What is required:
Transcribe the records below exactly, leaving out any pictures.

Figure content listings

>> Begin

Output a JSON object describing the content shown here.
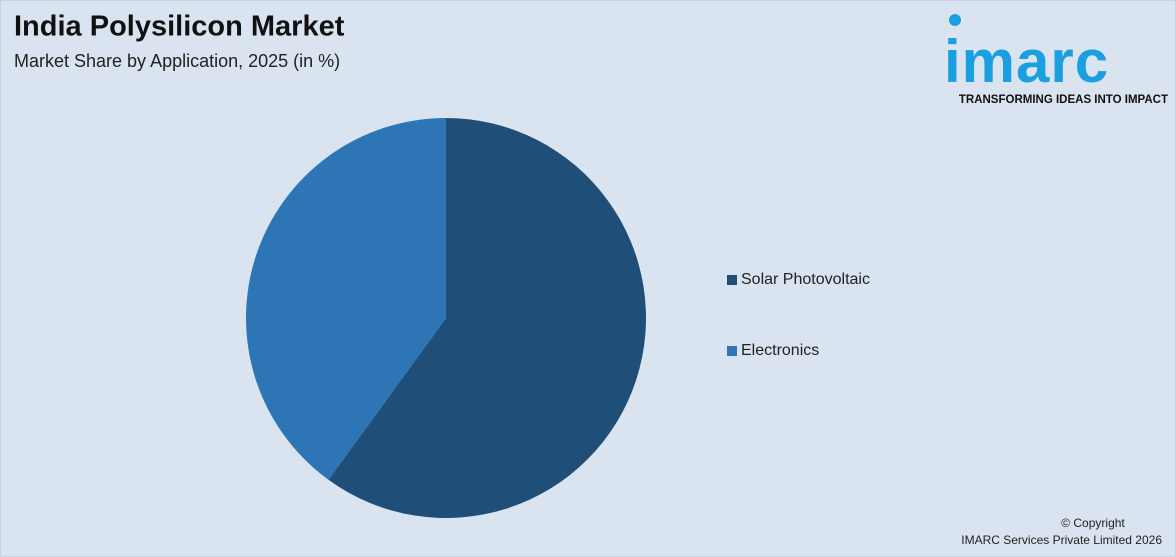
{
  "chart_data": {
    "type": "pie",
    "title": "India Polysilicon Market",
    "subtitle": "Market Share by Application, 2025 (in %)",
    "categories": [
      "Solar Photovoltaic",
      "Electronics"
    ],
    "values": [
      60,
      40
    ],
    "colors": [
      "#1f4e79",
      "#2e75b6"
    ],
    "legend_position": "right"
  },
  "logo": {
    "name": "imarc",
    "tagline": "TRANSFORMING IDEAS INTO IMPACT"
  },
  "footer": {
    "line1": "© Copyright",
    "line2": "IMARC Services Private Limited 2026"
  }
}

>> End

Response to the task:
Output a JSON object describing the content shown here.
{
  "chart_data": {
    "type": "pie",
    "title": "India Polysilicon Market",
    "subtitle": "Market Share by Application, 2025 (in %)",
    "categories": [
      "Solar Photovoltaic",
      "Electronics"
    ],
    "values": [
      60,
      40
    ],
    "colors": [
      "#1f4e79",
      "#2e75b6"
    ],
    "legend_position": "right"
  },
  "logo": {
    "name": "imarc",
    "tagline": "TRANSFORMING IDEAS INTO IMPACT"
  },
  "footer": {
    "line1": "© Copyright",
    "line2": "IMARC Services Private Limited 2026"
  }
}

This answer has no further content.